§ **Exercise objective**: Set out the records as a Markdown table with the columns Row and Line, starting at the first line of the records and ending at the line that contains "870, 1332, 899]". Leave out blank lines.

§ **Input material**:
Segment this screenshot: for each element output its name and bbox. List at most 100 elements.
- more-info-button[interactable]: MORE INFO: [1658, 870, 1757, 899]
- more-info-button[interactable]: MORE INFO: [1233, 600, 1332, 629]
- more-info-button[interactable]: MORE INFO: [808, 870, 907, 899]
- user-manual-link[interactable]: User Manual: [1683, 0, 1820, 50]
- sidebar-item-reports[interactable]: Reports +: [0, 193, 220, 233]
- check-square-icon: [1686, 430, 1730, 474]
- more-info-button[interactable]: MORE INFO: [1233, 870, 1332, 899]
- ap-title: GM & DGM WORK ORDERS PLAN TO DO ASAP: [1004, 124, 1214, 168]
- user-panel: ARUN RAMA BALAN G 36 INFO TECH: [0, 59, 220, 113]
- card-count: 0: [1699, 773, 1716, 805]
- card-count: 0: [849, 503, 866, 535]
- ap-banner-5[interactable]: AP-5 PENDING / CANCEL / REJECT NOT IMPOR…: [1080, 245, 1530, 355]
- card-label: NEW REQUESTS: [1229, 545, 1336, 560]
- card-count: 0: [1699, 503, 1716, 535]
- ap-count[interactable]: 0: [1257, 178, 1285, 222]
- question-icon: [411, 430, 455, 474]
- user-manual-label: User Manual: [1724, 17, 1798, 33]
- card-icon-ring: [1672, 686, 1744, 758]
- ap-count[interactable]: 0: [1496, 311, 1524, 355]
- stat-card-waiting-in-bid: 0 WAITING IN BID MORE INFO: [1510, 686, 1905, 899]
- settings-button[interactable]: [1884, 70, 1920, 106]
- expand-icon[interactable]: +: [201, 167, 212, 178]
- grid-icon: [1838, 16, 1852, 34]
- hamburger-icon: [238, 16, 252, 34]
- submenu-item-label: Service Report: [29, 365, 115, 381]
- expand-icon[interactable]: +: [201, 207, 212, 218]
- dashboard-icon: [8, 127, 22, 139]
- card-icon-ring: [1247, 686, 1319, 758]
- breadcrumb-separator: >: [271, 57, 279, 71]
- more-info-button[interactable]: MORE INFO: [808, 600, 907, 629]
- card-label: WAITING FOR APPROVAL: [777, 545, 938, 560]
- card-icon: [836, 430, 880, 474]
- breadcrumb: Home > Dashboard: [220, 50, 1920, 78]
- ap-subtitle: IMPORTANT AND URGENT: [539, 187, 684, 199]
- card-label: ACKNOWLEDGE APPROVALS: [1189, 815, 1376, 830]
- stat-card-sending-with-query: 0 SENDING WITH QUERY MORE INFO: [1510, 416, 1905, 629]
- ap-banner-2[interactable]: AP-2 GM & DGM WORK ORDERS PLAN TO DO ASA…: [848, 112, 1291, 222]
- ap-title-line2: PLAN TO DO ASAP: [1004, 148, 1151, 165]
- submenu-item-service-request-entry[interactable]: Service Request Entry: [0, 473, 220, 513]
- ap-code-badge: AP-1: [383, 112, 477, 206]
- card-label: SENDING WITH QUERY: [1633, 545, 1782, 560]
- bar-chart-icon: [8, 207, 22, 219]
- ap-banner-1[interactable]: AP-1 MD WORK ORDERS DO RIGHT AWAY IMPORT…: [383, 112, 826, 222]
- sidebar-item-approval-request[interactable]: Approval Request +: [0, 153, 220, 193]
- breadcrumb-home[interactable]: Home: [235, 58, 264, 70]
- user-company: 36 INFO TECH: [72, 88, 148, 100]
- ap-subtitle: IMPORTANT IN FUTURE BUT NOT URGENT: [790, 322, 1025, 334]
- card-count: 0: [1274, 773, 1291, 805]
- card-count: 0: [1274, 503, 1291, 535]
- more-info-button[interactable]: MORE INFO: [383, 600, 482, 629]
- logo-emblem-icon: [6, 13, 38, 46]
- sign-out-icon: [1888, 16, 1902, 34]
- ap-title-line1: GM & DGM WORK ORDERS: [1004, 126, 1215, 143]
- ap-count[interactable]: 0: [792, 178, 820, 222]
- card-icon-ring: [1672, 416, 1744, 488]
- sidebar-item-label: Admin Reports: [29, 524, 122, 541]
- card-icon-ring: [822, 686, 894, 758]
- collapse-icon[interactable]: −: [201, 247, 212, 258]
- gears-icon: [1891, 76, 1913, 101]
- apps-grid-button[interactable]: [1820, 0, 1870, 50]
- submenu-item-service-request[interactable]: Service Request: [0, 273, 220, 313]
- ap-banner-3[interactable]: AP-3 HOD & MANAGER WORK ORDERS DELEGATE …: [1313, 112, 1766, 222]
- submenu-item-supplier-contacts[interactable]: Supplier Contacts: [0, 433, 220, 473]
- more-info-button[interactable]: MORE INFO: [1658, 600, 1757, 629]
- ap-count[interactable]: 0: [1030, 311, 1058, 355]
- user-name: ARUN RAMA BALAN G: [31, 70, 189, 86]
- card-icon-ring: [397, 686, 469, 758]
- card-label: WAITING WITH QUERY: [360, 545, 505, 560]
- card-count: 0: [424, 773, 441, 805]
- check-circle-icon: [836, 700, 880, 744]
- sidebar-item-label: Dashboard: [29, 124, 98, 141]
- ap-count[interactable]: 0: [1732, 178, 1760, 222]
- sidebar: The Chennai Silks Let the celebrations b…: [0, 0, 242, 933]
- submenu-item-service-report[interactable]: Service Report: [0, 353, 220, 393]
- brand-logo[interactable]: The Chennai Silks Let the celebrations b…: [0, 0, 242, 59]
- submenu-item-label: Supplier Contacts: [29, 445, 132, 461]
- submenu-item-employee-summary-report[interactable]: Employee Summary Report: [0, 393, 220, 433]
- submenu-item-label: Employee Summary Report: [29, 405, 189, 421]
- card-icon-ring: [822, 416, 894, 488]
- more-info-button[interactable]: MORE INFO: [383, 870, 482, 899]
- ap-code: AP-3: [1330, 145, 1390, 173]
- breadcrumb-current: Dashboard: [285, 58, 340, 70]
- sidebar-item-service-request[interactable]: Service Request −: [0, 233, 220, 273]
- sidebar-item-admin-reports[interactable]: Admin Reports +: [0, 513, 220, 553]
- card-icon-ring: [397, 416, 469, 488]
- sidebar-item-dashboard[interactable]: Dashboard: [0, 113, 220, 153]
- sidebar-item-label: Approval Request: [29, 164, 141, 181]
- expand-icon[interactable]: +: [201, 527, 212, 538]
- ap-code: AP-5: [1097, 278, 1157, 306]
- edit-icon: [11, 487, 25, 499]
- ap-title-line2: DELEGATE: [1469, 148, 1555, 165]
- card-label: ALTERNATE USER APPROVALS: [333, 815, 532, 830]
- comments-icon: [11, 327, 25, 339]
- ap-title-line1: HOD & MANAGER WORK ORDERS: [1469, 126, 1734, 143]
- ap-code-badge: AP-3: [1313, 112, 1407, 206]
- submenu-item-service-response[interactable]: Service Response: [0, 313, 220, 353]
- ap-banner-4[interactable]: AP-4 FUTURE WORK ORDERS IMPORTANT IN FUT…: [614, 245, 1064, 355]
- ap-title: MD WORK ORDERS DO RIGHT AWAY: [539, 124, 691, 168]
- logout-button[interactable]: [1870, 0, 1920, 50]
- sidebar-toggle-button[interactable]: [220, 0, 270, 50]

§ **Answer below**:
| Row | Line |
|---|---|
| 1 | Segment this screenshot: for each element output its name and bbox. List at most 100 elements. |
| 2 | - more-info-button[interactable]: MORE INFO: [1658, 870, 1757, 899] |
| 3 | - more-info-button[interactable]: MORE INFO: [1233, 600, 1332, 629] |
| 4 | - more-info-button[interactable]: MORE INFO: [808, 870, 907, 899] |
| 5 | - user-manual-link[interactable]: User Manual: [1683, 0, 1820, 50] |
| 6 | - sidebar-item-reports[interactable]: Reports +: [0, 193, 220, 233] |
| 7 | - check-square-icon: [1686, 430, 1730, 474] |
| 8 | - more-info-button[interactable]: MORE INFO: [1233, 870, 1332, 899] |